- Aim of the task:
Update the entries from the start through the line holding "567, 1693, 613]", inclusive, by replacing "bounding boxes" with "outline coordinates" and keeping everything else the same. Give back only those lines.

(Dataset excerpt)
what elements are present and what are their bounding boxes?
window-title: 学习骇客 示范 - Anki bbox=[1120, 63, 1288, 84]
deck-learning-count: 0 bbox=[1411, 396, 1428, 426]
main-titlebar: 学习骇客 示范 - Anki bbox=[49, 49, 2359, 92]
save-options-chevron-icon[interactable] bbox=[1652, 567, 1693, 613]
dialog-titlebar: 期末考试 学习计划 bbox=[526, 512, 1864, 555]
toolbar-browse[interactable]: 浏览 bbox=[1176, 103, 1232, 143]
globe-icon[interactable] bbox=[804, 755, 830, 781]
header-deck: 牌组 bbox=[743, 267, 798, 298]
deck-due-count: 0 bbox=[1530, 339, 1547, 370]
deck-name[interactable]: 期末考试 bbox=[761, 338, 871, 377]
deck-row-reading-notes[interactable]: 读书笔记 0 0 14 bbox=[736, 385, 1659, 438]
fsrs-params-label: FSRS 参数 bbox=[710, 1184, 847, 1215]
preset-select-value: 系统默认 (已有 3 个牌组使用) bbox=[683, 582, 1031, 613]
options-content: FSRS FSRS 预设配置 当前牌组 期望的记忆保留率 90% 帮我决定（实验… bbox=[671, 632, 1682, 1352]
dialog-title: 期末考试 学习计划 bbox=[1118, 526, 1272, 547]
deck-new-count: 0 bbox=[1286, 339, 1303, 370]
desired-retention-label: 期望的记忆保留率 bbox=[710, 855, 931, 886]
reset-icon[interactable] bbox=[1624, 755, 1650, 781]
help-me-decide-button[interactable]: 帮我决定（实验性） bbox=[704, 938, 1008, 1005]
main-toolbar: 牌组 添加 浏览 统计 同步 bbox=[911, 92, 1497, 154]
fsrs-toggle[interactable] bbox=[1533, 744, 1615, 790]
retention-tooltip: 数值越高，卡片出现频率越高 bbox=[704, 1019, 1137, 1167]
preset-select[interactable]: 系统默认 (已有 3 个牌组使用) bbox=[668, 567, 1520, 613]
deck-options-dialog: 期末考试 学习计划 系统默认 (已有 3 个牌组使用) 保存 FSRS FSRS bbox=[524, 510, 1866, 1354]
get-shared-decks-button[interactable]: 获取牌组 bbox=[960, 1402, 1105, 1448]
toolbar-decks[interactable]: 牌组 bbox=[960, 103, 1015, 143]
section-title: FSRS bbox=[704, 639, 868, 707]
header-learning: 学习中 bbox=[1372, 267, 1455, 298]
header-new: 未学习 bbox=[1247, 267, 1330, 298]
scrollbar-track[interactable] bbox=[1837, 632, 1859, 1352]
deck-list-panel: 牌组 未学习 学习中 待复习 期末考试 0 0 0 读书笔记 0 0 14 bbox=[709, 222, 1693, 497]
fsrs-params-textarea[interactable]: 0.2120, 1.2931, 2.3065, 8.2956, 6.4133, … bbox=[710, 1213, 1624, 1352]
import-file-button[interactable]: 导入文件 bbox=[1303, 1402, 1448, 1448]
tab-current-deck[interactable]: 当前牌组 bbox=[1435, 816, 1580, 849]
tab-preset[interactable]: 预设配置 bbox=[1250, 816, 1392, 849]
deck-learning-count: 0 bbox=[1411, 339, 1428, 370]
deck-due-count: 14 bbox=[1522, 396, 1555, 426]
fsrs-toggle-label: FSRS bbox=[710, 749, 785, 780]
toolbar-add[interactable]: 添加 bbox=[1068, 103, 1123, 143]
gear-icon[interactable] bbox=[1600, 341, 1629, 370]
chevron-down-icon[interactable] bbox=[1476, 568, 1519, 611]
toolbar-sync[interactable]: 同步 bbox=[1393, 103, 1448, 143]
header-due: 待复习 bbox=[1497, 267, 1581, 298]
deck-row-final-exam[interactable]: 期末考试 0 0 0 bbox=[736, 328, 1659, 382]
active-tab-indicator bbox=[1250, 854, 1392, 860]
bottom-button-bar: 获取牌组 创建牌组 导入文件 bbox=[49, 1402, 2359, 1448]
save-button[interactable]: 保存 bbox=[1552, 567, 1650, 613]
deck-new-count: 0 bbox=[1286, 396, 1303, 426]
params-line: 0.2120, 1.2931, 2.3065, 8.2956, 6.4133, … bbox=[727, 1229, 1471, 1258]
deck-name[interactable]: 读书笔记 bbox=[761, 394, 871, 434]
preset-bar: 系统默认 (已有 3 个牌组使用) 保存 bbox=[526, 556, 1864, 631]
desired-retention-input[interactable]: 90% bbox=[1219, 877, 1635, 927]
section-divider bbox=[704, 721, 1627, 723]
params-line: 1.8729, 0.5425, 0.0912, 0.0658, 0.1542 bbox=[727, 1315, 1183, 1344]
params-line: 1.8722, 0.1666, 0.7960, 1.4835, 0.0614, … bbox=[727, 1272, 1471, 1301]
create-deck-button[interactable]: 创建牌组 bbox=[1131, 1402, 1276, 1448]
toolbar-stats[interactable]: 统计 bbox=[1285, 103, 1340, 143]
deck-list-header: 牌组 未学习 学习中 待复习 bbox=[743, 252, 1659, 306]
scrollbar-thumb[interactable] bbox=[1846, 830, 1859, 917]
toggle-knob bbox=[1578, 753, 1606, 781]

- Exercise output:
what elements are present and what are their outline coordinates?
window-title: 学习骇客 示范 - Anki bbox=[1120, 63, 1288, 84]
deck-learning-count: 0 bbox=[1411, 396, 1428, 426]
main-titlebar: 学习骇客 示范 - Anki bbox=[49, 49, 2359, 92]
save-options-chevron-icon[interactable] bbox=[1652, 567, 1693, 613]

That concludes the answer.